TRY IT: For each line below, return an exact copy.
((
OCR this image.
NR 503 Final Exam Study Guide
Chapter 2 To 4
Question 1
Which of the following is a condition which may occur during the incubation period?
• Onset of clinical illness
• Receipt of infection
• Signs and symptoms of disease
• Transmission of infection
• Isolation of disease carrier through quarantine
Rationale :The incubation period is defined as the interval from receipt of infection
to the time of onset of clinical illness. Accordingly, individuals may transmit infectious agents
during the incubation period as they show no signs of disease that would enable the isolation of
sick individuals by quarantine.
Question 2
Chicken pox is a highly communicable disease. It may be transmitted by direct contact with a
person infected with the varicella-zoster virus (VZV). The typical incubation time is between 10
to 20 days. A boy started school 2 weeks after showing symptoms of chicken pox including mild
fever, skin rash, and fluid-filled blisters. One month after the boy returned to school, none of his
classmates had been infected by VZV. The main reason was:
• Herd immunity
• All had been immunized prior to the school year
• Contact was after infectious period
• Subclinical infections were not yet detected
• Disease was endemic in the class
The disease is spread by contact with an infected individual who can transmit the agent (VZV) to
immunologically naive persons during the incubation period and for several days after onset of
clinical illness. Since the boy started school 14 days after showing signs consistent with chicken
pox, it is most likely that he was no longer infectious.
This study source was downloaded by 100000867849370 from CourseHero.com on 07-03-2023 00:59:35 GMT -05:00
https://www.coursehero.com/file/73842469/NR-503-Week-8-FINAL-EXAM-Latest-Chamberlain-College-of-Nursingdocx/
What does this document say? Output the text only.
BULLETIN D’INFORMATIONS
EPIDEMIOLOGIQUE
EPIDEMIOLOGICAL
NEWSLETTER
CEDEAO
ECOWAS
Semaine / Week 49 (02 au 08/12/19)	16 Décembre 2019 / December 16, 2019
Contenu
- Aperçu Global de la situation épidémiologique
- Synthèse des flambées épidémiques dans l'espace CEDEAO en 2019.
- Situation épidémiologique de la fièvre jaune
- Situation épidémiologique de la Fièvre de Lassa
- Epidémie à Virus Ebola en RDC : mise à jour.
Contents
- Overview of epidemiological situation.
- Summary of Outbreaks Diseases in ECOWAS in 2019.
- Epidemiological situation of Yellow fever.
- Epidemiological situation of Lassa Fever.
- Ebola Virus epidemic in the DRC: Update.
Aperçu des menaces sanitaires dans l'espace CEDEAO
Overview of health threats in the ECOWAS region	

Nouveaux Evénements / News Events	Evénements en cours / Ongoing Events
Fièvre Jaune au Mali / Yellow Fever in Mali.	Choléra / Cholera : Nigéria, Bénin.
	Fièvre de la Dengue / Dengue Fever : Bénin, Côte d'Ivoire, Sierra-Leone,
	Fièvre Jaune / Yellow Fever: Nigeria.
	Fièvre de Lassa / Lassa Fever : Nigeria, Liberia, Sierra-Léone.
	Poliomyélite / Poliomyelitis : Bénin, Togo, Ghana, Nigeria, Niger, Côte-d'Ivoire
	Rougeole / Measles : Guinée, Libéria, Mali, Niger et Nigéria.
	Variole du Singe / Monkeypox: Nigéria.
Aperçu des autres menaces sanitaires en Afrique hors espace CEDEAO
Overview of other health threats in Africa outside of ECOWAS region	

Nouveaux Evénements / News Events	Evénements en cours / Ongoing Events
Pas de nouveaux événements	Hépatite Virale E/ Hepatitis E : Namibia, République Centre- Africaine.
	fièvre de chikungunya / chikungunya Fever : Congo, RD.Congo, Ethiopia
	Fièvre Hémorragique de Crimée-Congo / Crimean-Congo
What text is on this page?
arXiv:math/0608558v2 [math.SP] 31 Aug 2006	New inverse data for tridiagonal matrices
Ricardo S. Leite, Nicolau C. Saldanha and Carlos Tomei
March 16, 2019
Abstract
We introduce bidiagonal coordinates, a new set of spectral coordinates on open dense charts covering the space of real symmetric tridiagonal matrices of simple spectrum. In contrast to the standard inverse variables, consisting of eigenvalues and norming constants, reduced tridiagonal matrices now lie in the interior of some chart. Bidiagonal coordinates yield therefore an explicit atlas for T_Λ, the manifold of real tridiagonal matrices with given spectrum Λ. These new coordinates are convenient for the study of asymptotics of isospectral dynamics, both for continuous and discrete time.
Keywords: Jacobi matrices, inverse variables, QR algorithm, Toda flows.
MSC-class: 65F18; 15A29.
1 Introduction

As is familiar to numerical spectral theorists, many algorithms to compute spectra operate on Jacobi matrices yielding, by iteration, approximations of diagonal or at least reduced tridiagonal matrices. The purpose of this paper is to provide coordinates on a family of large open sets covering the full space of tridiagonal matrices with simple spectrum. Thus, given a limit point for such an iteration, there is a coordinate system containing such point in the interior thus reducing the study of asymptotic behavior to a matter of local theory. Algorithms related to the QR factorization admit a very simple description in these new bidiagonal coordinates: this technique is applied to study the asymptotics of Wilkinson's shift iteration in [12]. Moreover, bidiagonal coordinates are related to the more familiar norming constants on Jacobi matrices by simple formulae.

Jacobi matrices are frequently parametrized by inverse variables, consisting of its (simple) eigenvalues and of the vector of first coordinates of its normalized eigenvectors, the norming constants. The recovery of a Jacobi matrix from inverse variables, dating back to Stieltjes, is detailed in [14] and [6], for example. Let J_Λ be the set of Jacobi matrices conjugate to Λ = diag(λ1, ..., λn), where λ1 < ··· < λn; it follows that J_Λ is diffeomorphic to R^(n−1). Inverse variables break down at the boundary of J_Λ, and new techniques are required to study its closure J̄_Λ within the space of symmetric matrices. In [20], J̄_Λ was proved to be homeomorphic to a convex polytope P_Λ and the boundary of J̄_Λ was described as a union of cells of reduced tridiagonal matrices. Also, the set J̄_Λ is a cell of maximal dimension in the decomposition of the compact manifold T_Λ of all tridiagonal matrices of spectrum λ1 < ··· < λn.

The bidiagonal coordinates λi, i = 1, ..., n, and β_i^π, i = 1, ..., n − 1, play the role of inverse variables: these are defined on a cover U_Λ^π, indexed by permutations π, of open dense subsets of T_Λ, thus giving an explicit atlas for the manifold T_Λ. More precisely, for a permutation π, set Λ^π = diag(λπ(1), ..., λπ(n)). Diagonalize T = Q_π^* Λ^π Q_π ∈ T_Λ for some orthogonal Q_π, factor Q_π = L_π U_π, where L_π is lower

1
))
EXERCISE RESULT:
OCR this image.
NR 503 Final Exam Study Guide
Chapter 2 To 4
Question 1
Which of the following is a condition which may occur during the incubation period?
• Onset of clinical illness
• Receipt of infection
• Signs and symptoms of disease
• Transmission of infection
• Isolation of disease carrier through quarantine
Rationale :The incubation period is defined as the interval from receipt of infection
to the time of onset of clinical illness. Accordingly, individuals may transmit infectious agents
during the incubation period as they show no signs of disease that would enable the isolation of
sick individuals by quarantine.
Question 2
Chicken pox is a highly communicable disease. It may be transmitted by direct contact with a
person infected with the varicella-zoster virus (VZV). The typical incubation time is between 10
to 20 days. A boy started school 2 weeks after showing symptoms of chicken pox including mild
fever, skin rash, and fluid-filled blisters. One month after the boy returned to school, none of his
classmates had been infected by VZV. The main reason was:
• Herd immunity
• All had been immunized prior to the school year
• Contact was after infectious period
• Subclinical infections were not yet detected
• Disease was endemic in the class
The disease is spread by contact with an infected individual who can transmit the agent (VZV) to
immunologically naive persons during the incubation period and for several days after onset of
clinical illness. Since the boy started school 14 days after showing signs consistent with chicken
pox, it is most likely that he was no longer infectious.
This study source was downloaded by 100000867849370 from CourseHero.com on 07-03-2023 00:59:35 GMT -05:00
https://www.coursehero.com/file/73842469/NR-503-Week-8-FINAL-EXAM-Latest-Chamberlain-College-of-Nursingdocx/
What does this document say? Output the text only.
BULLETIN D’INFORMATIONS
EPIDEMIOLOGIQUE
EPIDEMIOLOGICAL
NEWSLETTER
CEDEAO
ECOWAS
Semaine / Week 49 (02 au 08/12/19)	16 Décembre 2019 / December 16, 2019
Contenu
- Aperçu Global de la situation épidémiologique
- Synthèse des flambées épidémiques dans l'espace CEDEAO en 2019.
- Situation épidémiologique de la fièvre jaune
- Situation épidémiologique de la Fièvre de Lassa
- Epidémie à Virus Ebola en RDC : mise à jour.
Contents
- Overview of epidemiological situation.
- Summary of Outbreaks Diseases in ECOWAS in 2019.
- Epidemiological situation of Yellow fever.
- Epidemiological situation of Lassa Fever.
- Ebola Virus epidemic in the DRC: Update.
Aperçu des menaces sanitaires dans l'espace CEDEAO
Overview of health threats in the ECOWAS region	

Nouveaux Evénements / News Events	Evénements en cours / Ongoing Events
Fièvre Jaune au Mali / Yellow Fever in Mali.	Choléra / Cholera : Nigéria, Bénin.
	Fièvre de la Dengue / Dengue Fever : Bénin, Côte d'Ivoire, Sierra-Leone,
	Fièvre Jaune / Yellow Fever: Nigeria.
	Fièvre de Lassa / Lassa Fever : Nigeria, Liberia, Sierra-Léone.
	Poliomyélite / Poliomyelitis : Bénin, Togo, Ghana, Nigeria, Niger, Côte-d'Ivoire
	Rougeole / Measles : Guinée, Libéria, Mali, Niger et Nigéria.
	Variole du Singe / Monkeypox: Nigéria.
Aperçu des autres menaces sanitaires en Afrique hors espace CEDEAO
Overview of other health threats in Africa outside of ECOWAS region	

Nouveaux Evénements / News Events	Evénements en cours / Ongoing Events
Pas de nouveaux événements	Hépatite Virale E/ Hepatitis E : Namibia, République Centre- Africaine.
	fièvre de chikungunya / chikungunya Fever : Congo, RD.Congo, Ethiopia
	Fièvre Hémorragique de Crimée-Congo / Crimean-Congo
What text is on this page?
arXiv:math/0608558v2 [math.SP] 31 Aug 2006	New inverse data for tridiagonal matrices
Ricardo S. Leite, Nicolau C. Saldanha and Carlos Tomei
March 16, 2019
Abstract
We introduce bidiagonal coordinates, a new set of spectral coordinates on open dense charts covering the space of real symmetric tridiagonal matrices of simple spectrum. In contrast to the standard inverse variables, consisting of eigenvalues and norming constants, reduced tridiagonal matrices now lie in the interior of some chart. Bidiagonal coordinates yield therefore an explicit atlas for T_Λ, the manifold of real tridiagonal matrices with given spectrum Λ. These new coordinates are convenient for the study of asymptotics of isospectral dynamics, both for continuous and discrete time.
Keywords: Jacobi matrices, inverse variables, QR algorithm, Toda flows.
MSC-class: 65F18; 15A29.
1 Introduction

As is familiar to numerical spectral theorists, many algorithms to compute spectra operate on Jacobi matrices yielding, by iteration, approximations of diagonal or at least reduced tridiagonal matrices. The purpose of this paper is to provide coordinates on a family of large open sets covering the full space of tridiagonal matrices with simple spectrum. Thus, given a limit point for such an iteration, there is a coordinate system containing such point in the interior thus reducing the study of asymptotic behavior to a matter of local theory. Algorithms related to the QR factorization admit a very simple description in these new bidiagonal coordinates: this technique is applied to study the asymptotics of Wilkinson's shift iteration in [12]. Moreover, bidiagonal coordinates are related to the more familiar norming constants on Jacobi matrices by simple formulae.

Jacobi matrices are frequently parametrized by inverse variables, consisting of its (simple) eigenvalues and of the vector of first coordinates of its normalized eigenvectors, the norming constants. The recovery of a Jacobi matrix from inverse variables, dating back to Stieltjes, is detailed in [14] and [6], for example. Let J_Λ be the set of Jacobi matrices conjugate to Λ = diag(λ1, ..., λn), where λ1 < ··· < λn; it follows that J_Λ is diffeomorphic to R^(n−1). Inverse variables break down at the boundary of J_Λ, and new techniques are required to study its closure J̄_Λ within the space of symmetric matrices. In [20], J̄_Λ was proved to be homeomorphic to a convex polytope P_Λ and the boundary of J̄_Λ was described as a union of cells of reduced tridiagonal matrices. Also, the set J̄_Λ is a cell of maximal dimension in the decomposition of the compact manifold T_Λ of all tridiagonal matrices of spectrum λ1 < ··· < λn.

The bidiagonal coordinates λi, i = 1, ..., n, and β_i^π, i = 1, ..., n − 1, play the role of inverse variables: these are defined on a cover U_Λ^π, indexed by permutations π, of open dense subsets of T_Λ, thus giving an explicit atlas for the manifold T_Λ. More precisely, for a permutation π, set Λ^π = diag(λπ(1), ..., λπ(n)). Diagonalize T = Q_π^* Λ^π Q_π ∈ T_Λ for some orthogonal Q_π, factor Q_π = L_π U_π, where L_π is lower

1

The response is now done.